Given records
========
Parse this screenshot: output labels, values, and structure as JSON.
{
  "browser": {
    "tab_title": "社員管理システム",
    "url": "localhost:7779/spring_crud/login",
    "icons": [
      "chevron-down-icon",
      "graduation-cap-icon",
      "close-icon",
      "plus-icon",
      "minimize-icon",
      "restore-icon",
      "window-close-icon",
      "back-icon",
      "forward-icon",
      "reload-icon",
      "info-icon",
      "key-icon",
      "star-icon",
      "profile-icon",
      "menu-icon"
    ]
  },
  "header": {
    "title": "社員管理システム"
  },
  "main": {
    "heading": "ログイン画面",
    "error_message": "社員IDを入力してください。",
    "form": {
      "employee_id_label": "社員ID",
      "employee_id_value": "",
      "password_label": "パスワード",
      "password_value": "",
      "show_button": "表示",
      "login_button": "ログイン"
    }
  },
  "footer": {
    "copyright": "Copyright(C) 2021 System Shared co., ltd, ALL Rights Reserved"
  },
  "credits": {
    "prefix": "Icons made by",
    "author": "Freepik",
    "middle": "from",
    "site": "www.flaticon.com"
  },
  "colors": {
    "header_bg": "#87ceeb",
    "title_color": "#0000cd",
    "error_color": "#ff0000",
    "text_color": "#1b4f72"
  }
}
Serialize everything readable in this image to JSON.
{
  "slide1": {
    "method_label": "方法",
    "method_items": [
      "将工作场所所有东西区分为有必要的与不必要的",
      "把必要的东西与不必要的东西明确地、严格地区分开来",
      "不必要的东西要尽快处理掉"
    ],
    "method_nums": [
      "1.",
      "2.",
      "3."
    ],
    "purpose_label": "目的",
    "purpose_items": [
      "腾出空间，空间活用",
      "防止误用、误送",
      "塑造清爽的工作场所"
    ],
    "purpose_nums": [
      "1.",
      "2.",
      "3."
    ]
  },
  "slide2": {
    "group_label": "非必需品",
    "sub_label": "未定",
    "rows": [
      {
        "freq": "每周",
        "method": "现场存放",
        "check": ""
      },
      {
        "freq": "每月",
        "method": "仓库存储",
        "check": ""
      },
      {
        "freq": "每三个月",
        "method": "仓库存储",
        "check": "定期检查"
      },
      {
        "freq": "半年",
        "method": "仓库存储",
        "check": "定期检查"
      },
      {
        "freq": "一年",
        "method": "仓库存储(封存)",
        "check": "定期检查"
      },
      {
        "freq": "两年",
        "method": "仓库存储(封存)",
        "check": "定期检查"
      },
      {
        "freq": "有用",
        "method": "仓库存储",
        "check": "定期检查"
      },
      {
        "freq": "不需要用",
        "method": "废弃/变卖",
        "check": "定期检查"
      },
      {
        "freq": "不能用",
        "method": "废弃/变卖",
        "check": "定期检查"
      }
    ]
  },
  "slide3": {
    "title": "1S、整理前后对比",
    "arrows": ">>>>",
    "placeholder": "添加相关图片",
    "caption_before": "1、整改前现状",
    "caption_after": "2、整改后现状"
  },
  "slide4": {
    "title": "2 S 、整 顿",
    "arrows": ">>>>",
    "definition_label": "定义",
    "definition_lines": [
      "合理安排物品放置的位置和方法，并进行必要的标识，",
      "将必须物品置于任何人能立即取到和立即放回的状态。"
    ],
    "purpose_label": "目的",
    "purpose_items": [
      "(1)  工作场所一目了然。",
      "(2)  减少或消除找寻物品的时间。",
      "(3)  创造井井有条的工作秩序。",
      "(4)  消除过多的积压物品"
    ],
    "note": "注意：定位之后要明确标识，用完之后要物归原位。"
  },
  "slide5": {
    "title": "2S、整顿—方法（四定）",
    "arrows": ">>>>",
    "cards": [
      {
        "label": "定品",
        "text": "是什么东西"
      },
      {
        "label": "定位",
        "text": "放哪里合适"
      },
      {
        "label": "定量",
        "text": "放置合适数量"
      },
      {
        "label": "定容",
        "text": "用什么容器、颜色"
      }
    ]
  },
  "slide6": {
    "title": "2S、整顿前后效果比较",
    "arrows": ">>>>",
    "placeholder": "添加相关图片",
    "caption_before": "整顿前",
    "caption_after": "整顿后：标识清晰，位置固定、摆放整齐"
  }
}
========
Stated goal
Of the lines in the material above, state how many contain the string "JSON"; give no other text.

Solved problem
2